**Directive**
Transcribe all the records with complete accuracy.

== == ==

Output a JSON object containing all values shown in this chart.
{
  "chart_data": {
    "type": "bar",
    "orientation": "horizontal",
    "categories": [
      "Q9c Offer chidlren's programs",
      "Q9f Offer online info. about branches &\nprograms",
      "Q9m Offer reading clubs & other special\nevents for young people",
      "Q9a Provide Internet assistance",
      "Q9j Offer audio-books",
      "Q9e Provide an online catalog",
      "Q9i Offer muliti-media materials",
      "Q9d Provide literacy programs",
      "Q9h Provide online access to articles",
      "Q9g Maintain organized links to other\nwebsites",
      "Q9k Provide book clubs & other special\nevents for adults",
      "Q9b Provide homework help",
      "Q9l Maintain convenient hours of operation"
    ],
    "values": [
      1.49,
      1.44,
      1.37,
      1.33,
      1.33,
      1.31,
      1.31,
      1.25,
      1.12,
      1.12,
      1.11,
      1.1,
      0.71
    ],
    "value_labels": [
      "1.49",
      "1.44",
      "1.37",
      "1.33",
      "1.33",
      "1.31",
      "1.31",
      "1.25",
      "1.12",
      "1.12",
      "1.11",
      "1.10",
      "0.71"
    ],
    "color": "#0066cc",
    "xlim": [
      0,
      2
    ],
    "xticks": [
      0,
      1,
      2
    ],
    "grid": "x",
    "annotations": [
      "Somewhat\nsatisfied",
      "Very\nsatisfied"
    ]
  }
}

== == ==

**Correct answer**
Output a JSON object containing all values shown in this chart.
{
  "chart_data": {
    "type": "bar",
    "orientation": "horizontal",
    "categories": [
      "Q9c Offer chidlren's programs",
      "Q9f Offer online info. about branches &\nprograms",
      "Q9m Offer reading clubs & other special\nevents for young people",
      "Q9a Provide Internet assistance",
      "Q9j Offer audio-books",
      "Q9e Provide an online catalog",
      "Q9i Offer muliti-media materials",
      "Q9d Provide literacy programs",
      "Q9h Provide online access to articles",
      "Q9g Maintain organized links to other\nwebsites",
      "Q9k Provide book clubs & other special\nevents for adults",
      "Q9b Provide homework help",
      "Q9l Maintain convenient hours of operation"
    ],
    "values": [
      1.49,
      1.44,
      1.37,
      1.33,
      1.33,
      1.31,
      1.31,
      1.25,
      1.12,
      1.12,
      1.11,
      1.1,
      0.71
    ],
    "value_labels": [
      "1.49",
      "1.44",
      "1.37",
      "1.33",
      "1.33",
      "1.31",
      "1.31",
      "1.25",
      "1.12",
      "1.12",
      "1.11",
      "1.10",
      "0.71"
    ],
    "color": "#0066cc",
    "xlim": [
      0,
      2
    ],
    "xticks": [
      0,
      1,
      2
    ],
    "grid": "x",
    "annotations": [
      "Somewhat\nsatisfied",
      "Very\nsatisfied"
    ]
  }
}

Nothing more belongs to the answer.